## What to do:
Of the lines in this listing, how many contain the word "Western"? Give the number and nothing else.

## Input:
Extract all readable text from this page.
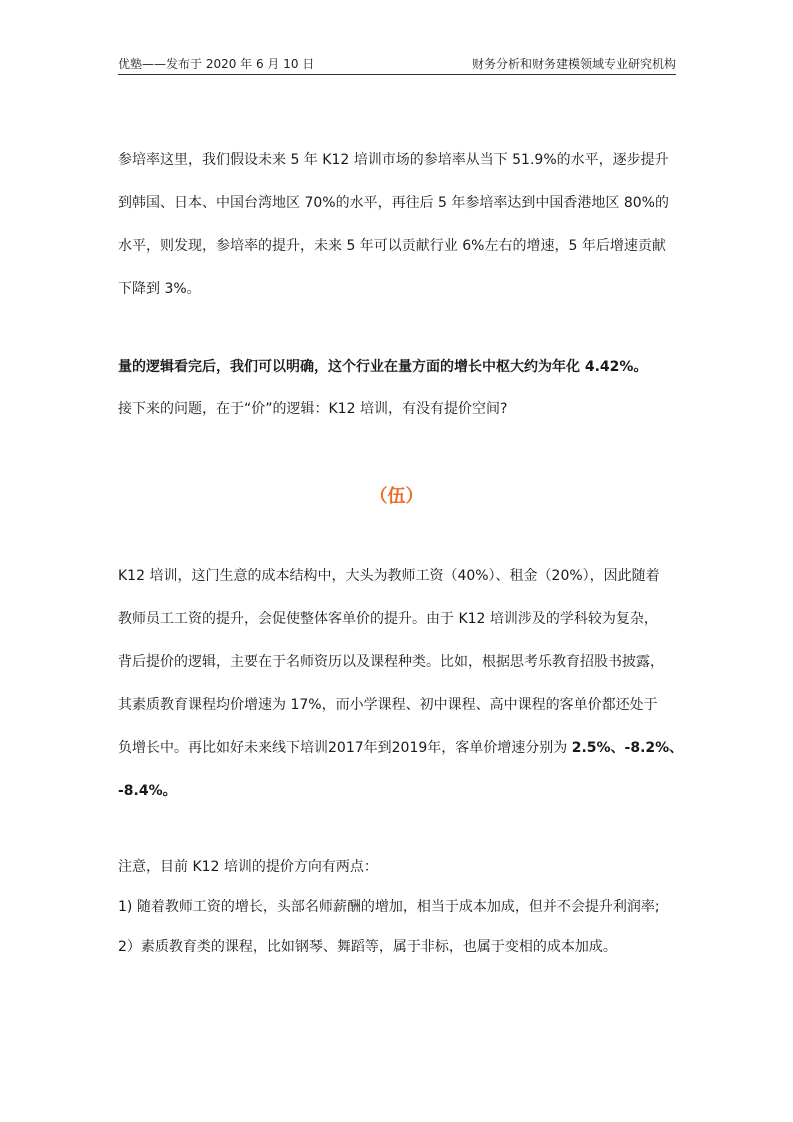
优塾——发布于 2020 年 6 月 10 日	财务分析和财务建模领域专业研究机构
参培率这里，我们假设未来 5 年 K12 培训市场的参培率从当下 51.9%的水平，逐步提升
到韩国、日本、中国台湾地区 70%的水平，再往后 5 年参培率达到中国香港地区 80%的
水平，则发现，参培率的提升，未来 5 年可以贡献行业 6%左右的增速，5 年后增速贡献
下降到 3%。
量的逻辑看完后，我们可以明确，这个行业在量方面的增长中枢大约为年化 4.42%。
接下来的问题，在于“价”的逻辑：K12 培训，有没有提价空间?
（伍）
K12 培训，这门生意的成本结构中，大头为教师工资（40%）、租金（20%），因此随着
教师员工工资的提升，会促使整体客单价的提升。由于 K12 培训涉及的学科较为复杂，
背后提价的逻辑，主要在于名师资历以及课程种类。比如，根据思考乐教育招股书披露，
其素质教育课程均价增速为 17%，而小学课程、初中课程、高中课程的客单价都还处于
负增长中。再比如好未来线下培训2017年到2019年，客单价增速分别为 2.5%、-8.2%、
-8.4%。
注意，目前 K12 培训的提价方向有两点：
1) 随着教师工资的增长，头部名师薪酬的增加，相当于成本加成，但并不会提升利润率;
2）素质教育类的课程，比如钢琴、舞蹈等，属于非标，也属于变相的成本加成。
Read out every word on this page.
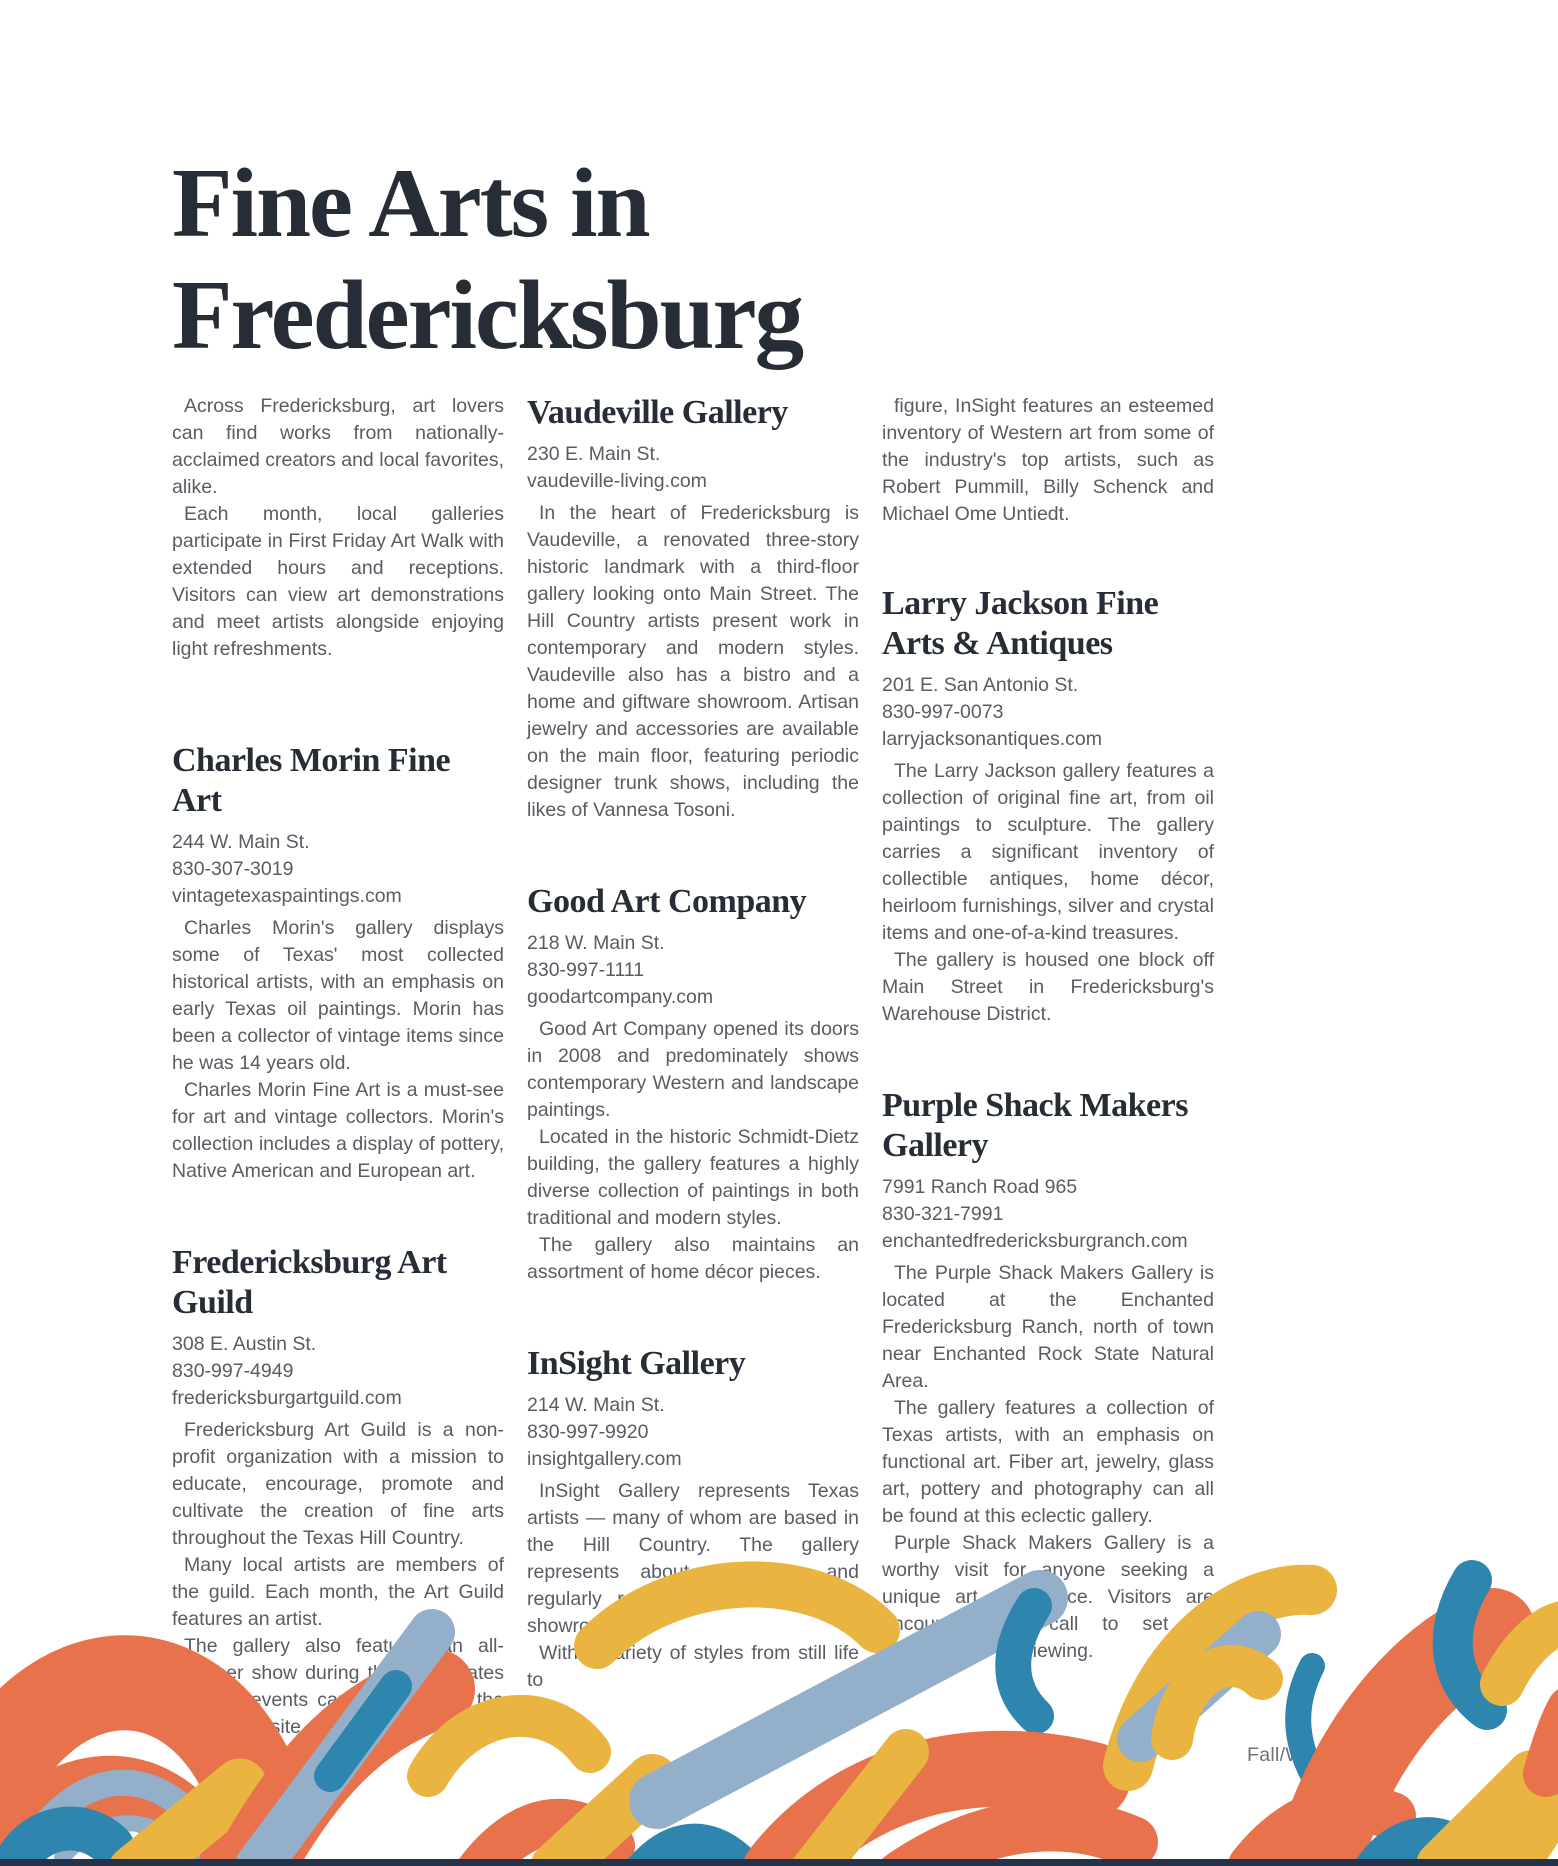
Fine Arts in
Fredericksburg

Across Fredericksburg, art lovers can find works from nationally-acclaimed creators and local favorites, alike.

Each month, local galleries participate in First Friday Art Walk with extended hours and receptions. Visitors can view art demonstrations and meet artists alongside enjoying light refreshments.

Charles Morin Fine Art
244 W. Main St.
830-307-3019
vintagetexaspaintings.com

Charles Morin's gallery displays some of Texas' most collected historical artists, with an emphasis on early Texas oil paintings. Morin has been a collector of vintage items since he was 14 years old.

Charles Morin Fine Art is a must-see for art and vintage collectors. Morin's collection includes a display of pottery, Native American and European art.

Fredericksburg Art Guild
308 E. Austin St.
830-997-4949
fredericksburgartguild.com

Fredericksburg Art Guild is a non-profit organization with a mission to educate, encourage, promote and cultivate the creation of fine arts throughout the Texas Hill Country.

Many local artists are members of the guild. Each month, the Art Guild features an artist.

The gallery also features an all-member show during the year. Dates for their events can be found on the gallery website.

Vaudeville Gallery
230 E. Main St.
vaudeville-living.com

In the heart of Fredericksburg is Vaudeville, a renovated three-story historic landmark with a third-floor gallery looking onto Main Street. The Hill Country artists present work in contemporary and modern styles. Vaudeville also has a bistro and a home and giftware showroom. Artisan jewelry and accessories are available on the main floor, featuring periodic designer trunk shows, including the likes of Vannesa Tosoni.

Good Art Company
218 W. Main St.
830-997-1111
goodartcompany.com

Good Art Company opened its doors in 2008 and predominately shows contemporary Western and landscape paintings.

Located in the historic Schmidt-Dietz building, the gallery features a highly diverse collection of paintings in both traditional and modern styles.

The gallery also maintains an assortment of home décor pieces.

InSight Gallery
214 W. Main St.
830-997-9920
insightgallery.com

InSight Gallery represents Texas artists — many of whom are based in the Hill Country. The gallery represents about 40 artists and regularly rotates the works in the showrooms.

With a variety of styles from still life to

figure, InSight features an esteemed inventory of Western art from some of the industry's top artists, such as Robert Pummill, Billy Schenck and Michael Ome Untiedt.

Larry Jackson Fine Arts & Antiques
201 E. San Antonio St.
830-997-0073
larryjacksonantiques.com

The Larry Jackson gallery features a collection of original fine art, from oil paintings to sculpture. The gallery carries a significant inventory of collectible antiques, home décor, heirloom furnishings, silver and crystal items and one-of-a-kind treasures.

The gallery is housed one block off Main Street in Fredericksburg's Warehouse District.

Purple Shack Makers Gallery
7991 Ranch Road 965
830-321-7991
enchantedfredericksburgranch.com

The Purple Shack Makers Gallery is located at the Enchanted Fredericksburg Ranch, north of town near Enchanted Rock State Natural Area.

The gallery features a collection of Texas artists, with an emphasis on functional art. Fiber art, jewelry, glass art, pottery and photography can all be found at this eclectic gallery.

Purple Shack Makers Gallery is a worthy visit for anyone seeking a unique art experience. Visitors are encouraged to call to set an appointment for viewing.

Fall/Winter 202
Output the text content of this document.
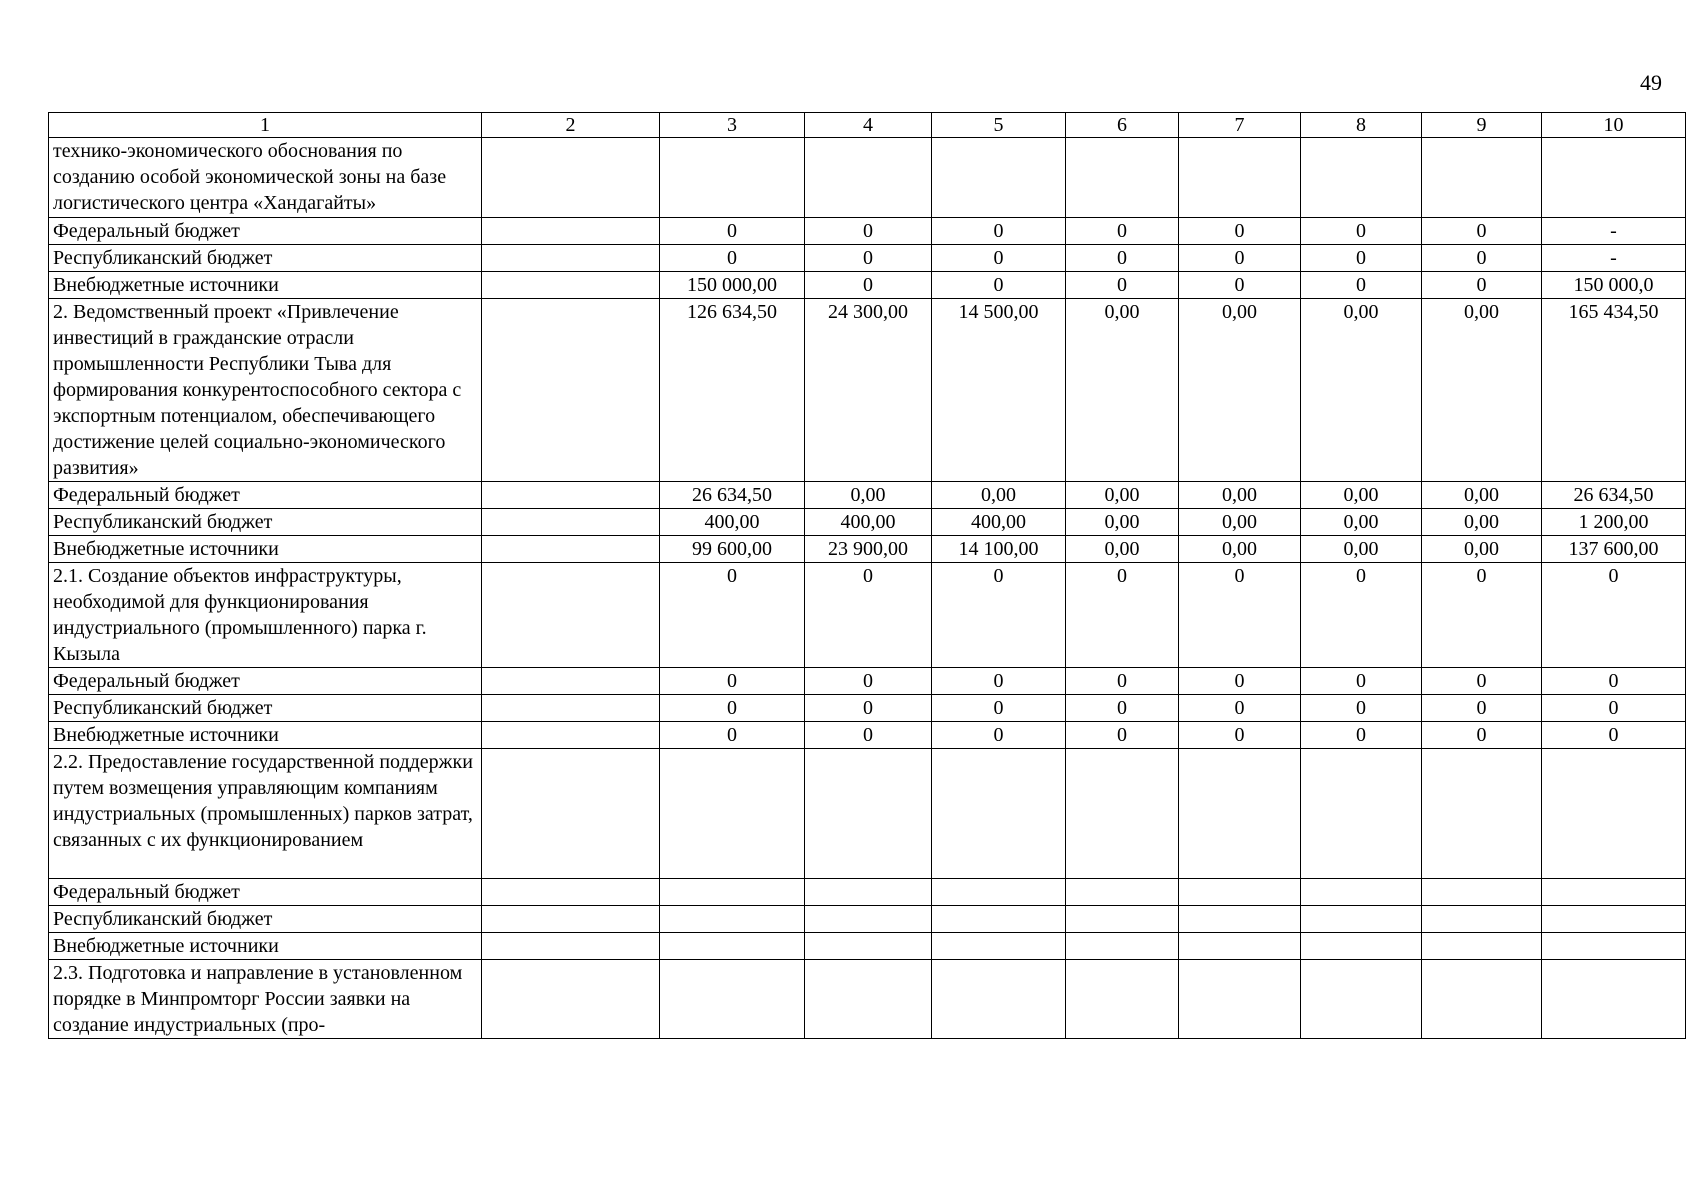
49
1	2	3	4	5	6	7	8	9	10
технико-экономического обоснования по созданию особой экономической зоны на базе логистического центра «Хандагайты»									
Федеральный бюджет		0	0	0	0	0	0	0	-
Республиканский бюджет		0	0	0	0	0	0	0	-
Внебюджетные источники		150 000,00	0	0	0	0	0	0	150 000,0
2. Ведомственный проект «Привлечение инвестиций в гражданские отрасли промышленности Республики Тыва для формирования конкурентоспособного сектора с экспортным потенциалом, обеспечивающего достижение целей социально-экономического развития»		126 634,50	24 300,00	14 500,00	0,00	0,00	0,00	0,00	165 434,50
Федеральный бюджет		26 634,50	0,00	0,00	0,00	0,00	0,00	0,00	26 634,50
Республиканский бюджет		400,00	400,00	400,00	0,00	0,00	0,00	0,00	1 200,00
Внебюджетные источники		99 600,00	23 900,00	14 100,00	0,00	0,00	0,00	0,00	137 600,00
2.1. Создание объектов инфраструктуры, необходимой для функционирования индустриального (промышленного) парка г. Кызыла		0	0	0	0	0	0	0	0
Федеральный бюджет		0	0	0	0	0	0	0	0
Республиканский бюджет		0	0	0	0	0	0	0	0
Внебюджетные источники		0	0	0	0	0	0	0	0
2.2. Предоставление государственной поддержки путем возмещения управляющим компаниям индустриальных (промышленных) парков затрат, связанных с их функционированием									
Федеральный бюджет									
Республиканский бюджет									
Внебюджетные источники									
2.3. Подготовка и направление в установленном порядке в Минпромторг России заявки на создание индустриальных (про-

## Task result:
2